--- BEGIN RECORDS FOR THE TASK ---

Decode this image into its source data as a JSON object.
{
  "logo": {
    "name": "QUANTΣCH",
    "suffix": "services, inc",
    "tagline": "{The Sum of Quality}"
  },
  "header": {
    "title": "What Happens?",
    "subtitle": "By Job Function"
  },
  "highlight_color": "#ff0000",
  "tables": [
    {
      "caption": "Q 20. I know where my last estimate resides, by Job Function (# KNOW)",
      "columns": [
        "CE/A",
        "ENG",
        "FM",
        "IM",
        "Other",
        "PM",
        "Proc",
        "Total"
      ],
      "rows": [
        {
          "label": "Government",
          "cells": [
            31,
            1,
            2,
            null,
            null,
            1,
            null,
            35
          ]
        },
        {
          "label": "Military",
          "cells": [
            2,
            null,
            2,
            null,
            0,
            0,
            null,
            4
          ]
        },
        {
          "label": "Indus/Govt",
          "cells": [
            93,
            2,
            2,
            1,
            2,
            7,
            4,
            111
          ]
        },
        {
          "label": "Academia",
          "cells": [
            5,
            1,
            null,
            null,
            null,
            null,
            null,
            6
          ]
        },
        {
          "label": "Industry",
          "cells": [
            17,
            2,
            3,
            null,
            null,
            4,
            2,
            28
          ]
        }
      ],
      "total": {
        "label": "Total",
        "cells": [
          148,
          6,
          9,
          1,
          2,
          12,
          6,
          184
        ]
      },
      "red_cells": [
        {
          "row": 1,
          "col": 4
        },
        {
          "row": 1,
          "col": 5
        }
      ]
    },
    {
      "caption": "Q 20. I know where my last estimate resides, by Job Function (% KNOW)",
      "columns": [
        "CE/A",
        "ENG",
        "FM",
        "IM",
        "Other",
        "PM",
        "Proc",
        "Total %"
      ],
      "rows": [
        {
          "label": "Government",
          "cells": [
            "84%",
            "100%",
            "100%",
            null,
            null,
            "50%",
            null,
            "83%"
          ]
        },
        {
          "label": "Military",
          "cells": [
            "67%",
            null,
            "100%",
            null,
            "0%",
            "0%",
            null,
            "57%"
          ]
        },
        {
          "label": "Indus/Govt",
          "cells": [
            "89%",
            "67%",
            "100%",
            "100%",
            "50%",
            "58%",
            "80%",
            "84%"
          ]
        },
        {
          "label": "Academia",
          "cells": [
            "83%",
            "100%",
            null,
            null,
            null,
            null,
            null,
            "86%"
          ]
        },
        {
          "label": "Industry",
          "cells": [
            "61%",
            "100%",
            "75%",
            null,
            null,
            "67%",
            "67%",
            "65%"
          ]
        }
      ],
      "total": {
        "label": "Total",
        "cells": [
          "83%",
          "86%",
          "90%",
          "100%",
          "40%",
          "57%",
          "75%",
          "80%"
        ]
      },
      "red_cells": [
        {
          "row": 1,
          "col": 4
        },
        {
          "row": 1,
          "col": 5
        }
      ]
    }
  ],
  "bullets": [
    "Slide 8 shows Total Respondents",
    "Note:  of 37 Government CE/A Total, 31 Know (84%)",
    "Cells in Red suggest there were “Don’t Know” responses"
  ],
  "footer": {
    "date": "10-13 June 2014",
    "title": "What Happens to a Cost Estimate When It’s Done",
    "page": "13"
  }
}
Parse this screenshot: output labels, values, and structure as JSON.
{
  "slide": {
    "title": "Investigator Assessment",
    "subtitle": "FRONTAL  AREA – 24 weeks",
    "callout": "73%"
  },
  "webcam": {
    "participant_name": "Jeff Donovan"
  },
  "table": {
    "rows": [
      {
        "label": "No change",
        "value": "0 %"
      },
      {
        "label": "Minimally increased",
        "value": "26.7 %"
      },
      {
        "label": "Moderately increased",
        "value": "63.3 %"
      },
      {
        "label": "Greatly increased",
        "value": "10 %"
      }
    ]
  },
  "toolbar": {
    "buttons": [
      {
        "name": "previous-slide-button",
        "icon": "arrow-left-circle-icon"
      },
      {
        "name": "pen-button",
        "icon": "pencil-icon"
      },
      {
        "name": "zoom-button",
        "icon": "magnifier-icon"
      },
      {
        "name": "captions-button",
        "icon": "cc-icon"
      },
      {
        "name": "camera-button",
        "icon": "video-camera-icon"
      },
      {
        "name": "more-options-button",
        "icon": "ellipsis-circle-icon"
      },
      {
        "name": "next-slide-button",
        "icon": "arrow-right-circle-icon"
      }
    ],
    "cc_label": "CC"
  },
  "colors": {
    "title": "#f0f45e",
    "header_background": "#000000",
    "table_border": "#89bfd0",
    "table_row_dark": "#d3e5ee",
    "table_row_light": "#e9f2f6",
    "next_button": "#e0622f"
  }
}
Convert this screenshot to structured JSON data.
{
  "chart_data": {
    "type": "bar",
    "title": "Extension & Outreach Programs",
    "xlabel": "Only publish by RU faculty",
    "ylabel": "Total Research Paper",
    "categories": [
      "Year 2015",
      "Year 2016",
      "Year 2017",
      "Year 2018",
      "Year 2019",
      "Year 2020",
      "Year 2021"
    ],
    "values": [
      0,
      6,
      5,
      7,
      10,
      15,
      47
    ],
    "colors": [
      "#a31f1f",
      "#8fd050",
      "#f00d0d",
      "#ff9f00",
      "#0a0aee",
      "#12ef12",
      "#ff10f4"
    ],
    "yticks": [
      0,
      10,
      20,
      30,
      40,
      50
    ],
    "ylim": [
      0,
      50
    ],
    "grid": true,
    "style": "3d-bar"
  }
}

--- END RECORDS FOR THE TASK ---

Please set down each line of the records exactly as given.

THE COMPLETED TASK >>
Decode this image into its source data as a JSON object.
{
  "logo": {
    "name": "QUANTΣCH",
    "suffix": "services, inc",
    "tagline": "{The Sum of Quality}"
  },
  "header": {
    "title": "What Happens?",
    "subtitle": "By Job Function"
  },
  "highlight_color": "#ff0000",
  "tables": [
    {
      "caption": "Q 20. I know where my last estimate resides, by Job Function (# KNOW)",
      "columns": [
        "CE/A",
        "ENG",
        "FM",
        "IM",
        "Other",
        "PM",
        "Proc",
        "Total"
      ],
      "rows": [
        {
          "label": "Government",
          "cells": [
            31,
            1,
            2,
            null,
            null,
            1,
            null,
            35
          ]
        },
        {
          "label": "Military",
          "cells": [
            2,
            null,
            2,
            null,
            0,
            0,
            null,
            4
          ]
        },
        {
          "label": "Indus/Govt",
          "cells": [
            93,
            2,
            2,
            1,
            2,
            7,
            4,
            111
          ]
        },
        {
          "label": "Academia",
          "cells": [
            5,
            1,
            null,
            null,
            null,
            null,
            null,
            6
          ]
        },
        {
          "label": "Industry",
          "cells": [
            17,
            2,
            3,
            null,
            null,
            4,
            2,
            28
          ]
        }
      ],
      "total": {
        "label": "Total",
        "cells": [
          148,
          6,
          9,
          1,
          2,
          12,
          6,
          184
        ]
      },
      "red_cells": [
        {
          "row": 1,
          "col": 4
        },
        {
          "row": 1,
          "col": 5
        }
      ]
    },
    {
      "caption": "Q 20. I know where my last estimate resides, by Job Function (% KNOW)",
      "columns": [
        "CE/A",
        "ENG",
        "FM",
        "IM",
        "Other",
        "PM",
        "Proc",
        "Total %"
      ],
      "rows": [
        {
          "label": "Government",
          "cells": [
            "84%",
            "100%",
            "100%",
            null,
            null,
            "50%",
            null,
            "83%"
          ]
        },
        {
          "label": "Military",
          "cells": [
            "67%",
            null,
            "100%",
            null,
            "0%",
            "0%",
            null,
            "57%"
          ]
        },
        {
          "label": "Indus/Govt",
          "cells": [
            "89%",
            "67%",
            "100%",
            "100%",
            "50%",
            "58%",
            "80%",
            "84%"
          ]
        },
        {
          "label": "Academia",
          "cells": [
            "83%",
            "100%",
            null,
            null,
            null,
            null,
            null,
            "86%"
          ]
        },
        {
          "label": "Industry",
          "cells": [
            "61%",
            "100%",
            "75%",
            null,
            null,
            "67%",
            "67%",
            "65%"
          ]
        }
      ],
      "total": {
        "label": "Total",
        "cells": [
          "83%",
          "86%",
          "90%",
          "100%",
          "40%",
          "57%",
          "75%",
          "80%"
        ]
      },
      "red_cells": [
        {
          "row": 1,
          "col": 4
        },
        {
          "row": 1,
          "col": 5
        }
      ]
    }
  ],
  "bullets": [
    "Slide 8 shows Total Respondents",
    "Note:  of 37 Government CE/A Total, 31 Know (84%)",
    "Cells in Red suggest there were “Don’t Know” responses"
  ],
  "footer": {
    "date": "10-13 June 2014",
    "title": "What Happens to a Cost Estimate When It’s Done",
    "page": "13"
  }
}
Parse this screenshot: output labels, values, and structure as JSON.
{
  "slide": {
    "title": "Investigator Assessment",
    "subtitle": "FRONTAL  AREA – 24 weeks",
    "callout": "73%"
  },
  "webcam": {
    "participant_name": "Jeff Donovan"
  },
  "table": {
    "rows": [
      {
        "label": "No change",
        "value": "0 %"
      },
      {
        "label": "Minimally increased",
        "value": "26.7 %"
      },
      {
        "label": "Moderately increased",
        "value": "63.3 %"
      },
      {
        "label": "Greatly increased",
        "value": "10 %"
      }
    ]
  },
  "toolbar": {
    "buttons": [
      {
        "name": "previous-slide-button",
        "icon": "arrow-left-circle-icon"
      },
      {
        "name": "pen-button",
        "icon": "pencil-icon"
      },
      {
        "name": "zoom-button",
        "icon": "magnifier-icon"
      },
      {
        "name": "captions-button",
        "icon": "cc-icon"
      },
      {
        "name": "camera-button",
        "icon": "video-camera-icon"
      },
      {
        "name": "more-options-button",
        "icon": "ellipsis-circle-icon"
      },
      {
        "name": "next-slide-button",
        "icon": "arrow-right-circle-icon"
      }
    ],
    "cc_label": "CC"
  },
  "colors": {
    "title": "#f0f45e",
    "header_background": "#000000",
    "table_border": "#89bfd0",
    "table_row_dark": "#d3e5ee",
    "table_row_light": "#e9f2f6",
    "next_button": "#e0622f"
  }
}
Convert this screenshot to structured JSON data.
{
  "chart_data": {
    "type": "bar",
    "title": "Extension & Outreach Programs",
    "xlabel": "Only publish by RU faculty",
    "ylabel": "Total Research Paper",
    "categories": [
      "Year 2015",
      "Year 2016",
      "Year 2017",
      "Year 2018",
      "Year 2019",
      "Year 2020",
      "Year 2021"
    ],
    "values": [
      0,
      6,
      5,
      7,
      10,
      15,
      47
    ],
    "colors": [
      "#a31f1f",
      "#8fd050",
      "#f00d0d",
      "#ff9f00",
      "#0a0aee",
      "#12ef12",
      "#ff10f4"
    ],
    "yticks": [
      0,
      10,
      20,
      30,
      40,
      50
    ],
    "ylim": [
      0,
      50
    ],
    "grid": true,
    "style": "3d-bar"
  }
}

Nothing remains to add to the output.